#### [Stored data]
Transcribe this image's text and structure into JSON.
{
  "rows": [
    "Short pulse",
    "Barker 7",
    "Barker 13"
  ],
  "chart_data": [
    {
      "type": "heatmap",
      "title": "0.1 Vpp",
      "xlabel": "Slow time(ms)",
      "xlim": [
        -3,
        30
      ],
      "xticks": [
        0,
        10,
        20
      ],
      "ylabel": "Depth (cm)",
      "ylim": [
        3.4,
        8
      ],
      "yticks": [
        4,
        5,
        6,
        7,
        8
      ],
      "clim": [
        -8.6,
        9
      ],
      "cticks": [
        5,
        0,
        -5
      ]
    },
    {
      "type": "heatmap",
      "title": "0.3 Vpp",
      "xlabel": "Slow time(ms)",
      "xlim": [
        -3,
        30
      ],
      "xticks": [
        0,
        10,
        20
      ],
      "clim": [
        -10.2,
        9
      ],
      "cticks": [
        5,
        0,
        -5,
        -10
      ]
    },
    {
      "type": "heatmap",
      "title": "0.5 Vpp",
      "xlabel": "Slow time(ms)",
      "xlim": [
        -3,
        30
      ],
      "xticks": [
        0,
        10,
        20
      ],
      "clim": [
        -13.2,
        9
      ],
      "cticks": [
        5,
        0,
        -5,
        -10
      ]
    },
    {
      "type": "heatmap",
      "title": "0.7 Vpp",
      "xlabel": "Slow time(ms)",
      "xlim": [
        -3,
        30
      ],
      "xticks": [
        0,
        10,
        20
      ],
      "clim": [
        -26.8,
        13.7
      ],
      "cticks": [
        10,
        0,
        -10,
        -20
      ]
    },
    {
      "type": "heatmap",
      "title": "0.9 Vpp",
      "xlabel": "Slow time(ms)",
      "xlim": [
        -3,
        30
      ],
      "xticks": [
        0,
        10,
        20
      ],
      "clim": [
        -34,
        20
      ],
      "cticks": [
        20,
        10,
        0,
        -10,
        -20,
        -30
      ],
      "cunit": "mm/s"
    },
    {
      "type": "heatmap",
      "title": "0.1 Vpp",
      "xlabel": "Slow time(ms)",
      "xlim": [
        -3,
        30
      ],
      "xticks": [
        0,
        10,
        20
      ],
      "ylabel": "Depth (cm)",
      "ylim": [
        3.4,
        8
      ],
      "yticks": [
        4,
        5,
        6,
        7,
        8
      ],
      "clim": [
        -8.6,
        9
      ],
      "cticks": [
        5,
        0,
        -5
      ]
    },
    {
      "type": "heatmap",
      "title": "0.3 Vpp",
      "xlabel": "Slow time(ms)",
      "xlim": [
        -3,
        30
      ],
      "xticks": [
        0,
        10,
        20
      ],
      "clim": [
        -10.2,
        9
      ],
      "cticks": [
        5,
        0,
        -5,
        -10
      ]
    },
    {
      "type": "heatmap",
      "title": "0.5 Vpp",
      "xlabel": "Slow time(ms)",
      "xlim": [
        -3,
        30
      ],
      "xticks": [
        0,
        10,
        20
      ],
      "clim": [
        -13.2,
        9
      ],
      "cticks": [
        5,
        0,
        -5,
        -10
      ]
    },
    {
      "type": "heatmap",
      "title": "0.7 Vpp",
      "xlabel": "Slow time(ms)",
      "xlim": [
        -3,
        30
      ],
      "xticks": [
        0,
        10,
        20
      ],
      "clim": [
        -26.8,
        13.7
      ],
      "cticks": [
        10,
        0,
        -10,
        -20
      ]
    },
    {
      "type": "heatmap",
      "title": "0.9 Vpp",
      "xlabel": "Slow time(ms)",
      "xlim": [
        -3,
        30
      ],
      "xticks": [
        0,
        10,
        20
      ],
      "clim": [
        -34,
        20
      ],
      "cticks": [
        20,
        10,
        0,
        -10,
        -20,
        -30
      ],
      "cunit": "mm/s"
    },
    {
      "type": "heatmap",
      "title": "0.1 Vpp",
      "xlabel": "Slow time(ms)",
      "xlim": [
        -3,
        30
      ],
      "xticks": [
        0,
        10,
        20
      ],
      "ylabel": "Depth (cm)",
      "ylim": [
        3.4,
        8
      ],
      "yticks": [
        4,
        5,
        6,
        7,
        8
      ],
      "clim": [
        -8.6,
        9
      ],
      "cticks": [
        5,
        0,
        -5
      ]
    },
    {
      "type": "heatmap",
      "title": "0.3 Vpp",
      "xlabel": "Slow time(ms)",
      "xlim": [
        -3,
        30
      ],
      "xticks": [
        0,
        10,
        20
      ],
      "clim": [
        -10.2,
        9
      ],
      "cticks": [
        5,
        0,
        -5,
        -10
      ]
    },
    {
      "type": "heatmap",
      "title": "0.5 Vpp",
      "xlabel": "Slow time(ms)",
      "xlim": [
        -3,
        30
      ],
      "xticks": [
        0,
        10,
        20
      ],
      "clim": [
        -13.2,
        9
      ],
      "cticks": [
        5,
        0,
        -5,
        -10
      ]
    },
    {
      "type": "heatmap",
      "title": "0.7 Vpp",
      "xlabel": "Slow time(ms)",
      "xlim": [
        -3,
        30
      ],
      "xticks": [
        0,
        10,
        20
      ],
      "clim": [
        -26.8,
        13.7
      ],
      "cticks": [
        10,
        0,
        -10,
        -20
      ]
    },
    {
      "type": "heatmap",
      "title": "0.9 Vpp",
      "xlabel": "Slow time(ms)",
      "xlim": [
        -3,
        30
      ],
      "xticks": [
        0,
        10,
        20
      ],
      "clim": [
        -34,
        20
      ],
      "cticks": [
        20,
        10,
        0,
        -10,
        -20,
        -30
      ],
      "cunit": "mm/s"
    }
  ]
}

#### [Work to be completed]
The records above should be restated word for word, please.

#### [Task solution]
Transcribe this image's text and structure into JSON.
{
  "rows": [
    "Short pulse",
    "Barker 7",
    "Barker 13"
  ],
  "chart_data": [
    {
      "type": "heatmap",
      "title": "0.1 Vpp",
      "xlabel": "Slow time(ms)",
      "xlim": [
        -3,
        30
      ],
      "xticks": [
        0,
        10,
        20
      ],
      "ylabel": "Depth (cm)",
      "ylim": [
        3.4,
        8
      ],
      "yticks": [
        4,
        5,
        6,
        7,
        8
      ],
      "clim": [
        -8.6,
        9
      ],
      "cticks": [
        5,
        0,
        -5
      ]
    },
    {
      "type": "heatmap",
      "title": "0.3 Vpp",
      "xlabel": "Slow time(ms)",
      "xlim": [
        -3,
        30
      ],
      "xticks": [
        0,
        10,
        20
      ],
      "clim": [
        -10.2,
        9
      ],
      "cticks": [
        5,
        0,
        -5,
        -10
      ]
    },
    {
      "type": "heatmap",
      "title": "0.5 Vpp",
      "xlabel": "Slow time(ms)",
      "xlim": [
        -3,
        30
      ],
      "xticks": [
        0,
        10,
        20
      ],
      "clim": [
        -13.2,
        9
      ],
      "cticks": [
        5,
        0,
        -5,
        -10
      ]
    },
    {
      "type": "heatmap",
      "title": "0.7 Vpp",
      "xlabel": "Slow time(ms)",
      "xlim": [
        -3,
        30
      ],
      "xticks": [
        0,
        10,
        20
      ],
      "clim": [
        -26.8,
        13.7
      ],
      "cticks": [
        10,
        0,
        -10,
        -20
      ]
    },
    {
      "type": "heatmap",
      "title": "0.9 Vpp",
      "xlabel": "Slow time(ms)",
      "xlim": [
        -3,
        30
      ],
      "xticks": [
        0,
        10,
        20
      ],
      "clim": [
        -34,
        20
      ],
      "cticks": [
        20,
        10,
        0,
        -10,
        -20,
        -30
      ],
      "cunit": "mm/s"
    },
    {
      "type": "heatmap",
      "title": "0.1 Vpp",
      "xlabel": "Slow time(ms)",
      "xlim": [
        -3,
        30
      ],
      "xticks": [
        0,
        10,
        20
      ],
      "ylabel": "Depth (cm)",
      "ylim": [
        3.4,
        8
      ],
      "yticks": [
        4,
        5,
        6,
        7,
        8
      ],
      "clim": [
        -8.6,
        9
      ],
      "cticks": [
        5,
        0,
        -5
      ]
    },
    {
      "type": "heatmap",
      "title": "0.3 Vpp",
      "xlabel": "Slow time(ms)",
      "xlim": [
        -3,
        30
      ],
      "xticks": [
        0,
        10,
        20
      ],
      "clim": [
        -10.2,
        9
      ],
      "cticks": [
        5,
        0,
        -5,
        -10
      ]
    },
    {
      "type": "heatmap",
      "title": "0.5 Vpp",
      "xlabel": "Slow time(ms)",
      "xlim": [
        -3,
        30
      ],
      "xticks": [
        0,
        10,
        20
      ],
      "clim": [
        -13.2,
        9
      ],
      "cticks": [
        5,
        0,
        -5,
        -10
      ]
    },
    {
      "type": "heatmap",
      "title": "0.7 Vpp",
      "xlabel": "Slow time(ms)",
      "xlim": [
        -3,
        30
      ],
      "xticks": [
        0,
        10,
        20
      ],
      "clim": [
        -26.8,
        13.7
      ],
      "cticks": [
        10,
        0,
        -10,
        -20
      ]
    },
    {
      "type": "heatmap",
      "title": "0.9 Vpp",
      "xlabel": "Slow time(ms)",
      "xlim": [
        -3,
        30
      ],
      "xticks": [
        0,
        10,
        20
      ],
      "clim": [
        -34,
        20
      ],
      "cticks": [
        20,
        10,
        0,
        -10,
        -20,
        -30
      ],
      "cunit": "mm/s"
    },
    {
      "type": "heatmap",
      "title": "0.1 Vpp",
      "xlabel": "Slow time(ms)",
      "xlim": [
        -3,
        30
      ],
      "xticks": [
        0,
        10,
        20
      ],
      "ylabel": "Depth (cm)",
      "ylim": [
        3.4,
        8
      ],
      "yticks": [
        4,
        5,
        6,
        7,
        8
      ],
      "clim": [
        -8.6,
        9
      ],
      "cticks": [
        5,
        0,
        -5
      ]
    },
    {
      "type": "heatmap",
      "title": "0.3 Vpp",
      "xlabel": "Slow time(ms)",
      "xlim": [
        -3,
        30
      ],
      "xticks": [
        0,
        10,
        20
      ],
      "clim": [
        -10.2,
        9
      ],
      "cticks": [
        5,
        0,
        -5,
        -10
      ]
    },
    {
      "type": "heatmap",
      "title": "0.5 Vpp",
      "xlabel": "Slow time(ms)",
      "xlim": [
        -3,
        30
      ],
      "xticks": [
        0,
        10,
        20
      ],
      "clim": [
        -13.2,
        9
      ],
      "cticks": [
        5,
        0,
        -5,
        -10
      ]
    },
    {
      "type": "heatmap",
      "title": "0.7 Vpp",
      "xlabel": "Slow time(ms)",
      "xlim": [
        -3,
        30
      ],
      "xticks": [
        0,
        10,
        20
      ],
      "clim": [
        -26.8,
        13.7
      ],
      "cticks": [
        10,
        0,
        -10,
        -20
      ]
    },
    {
      "type": "heatmap",
      "title": "0.9 Vpp",
      "xlabel": "Slow time(ms)",
      "xlim": [
        -3,
        30
      ],
      "xticks": [
        0,
        10,
        20
      ],
      "clim": [
        -34,
        20
      ],
      "cticks": [
        20,
        10,
        0,
        -10,
        -20,
        -30
      ],
      "cunit": "mm/s"
    }
  ]
}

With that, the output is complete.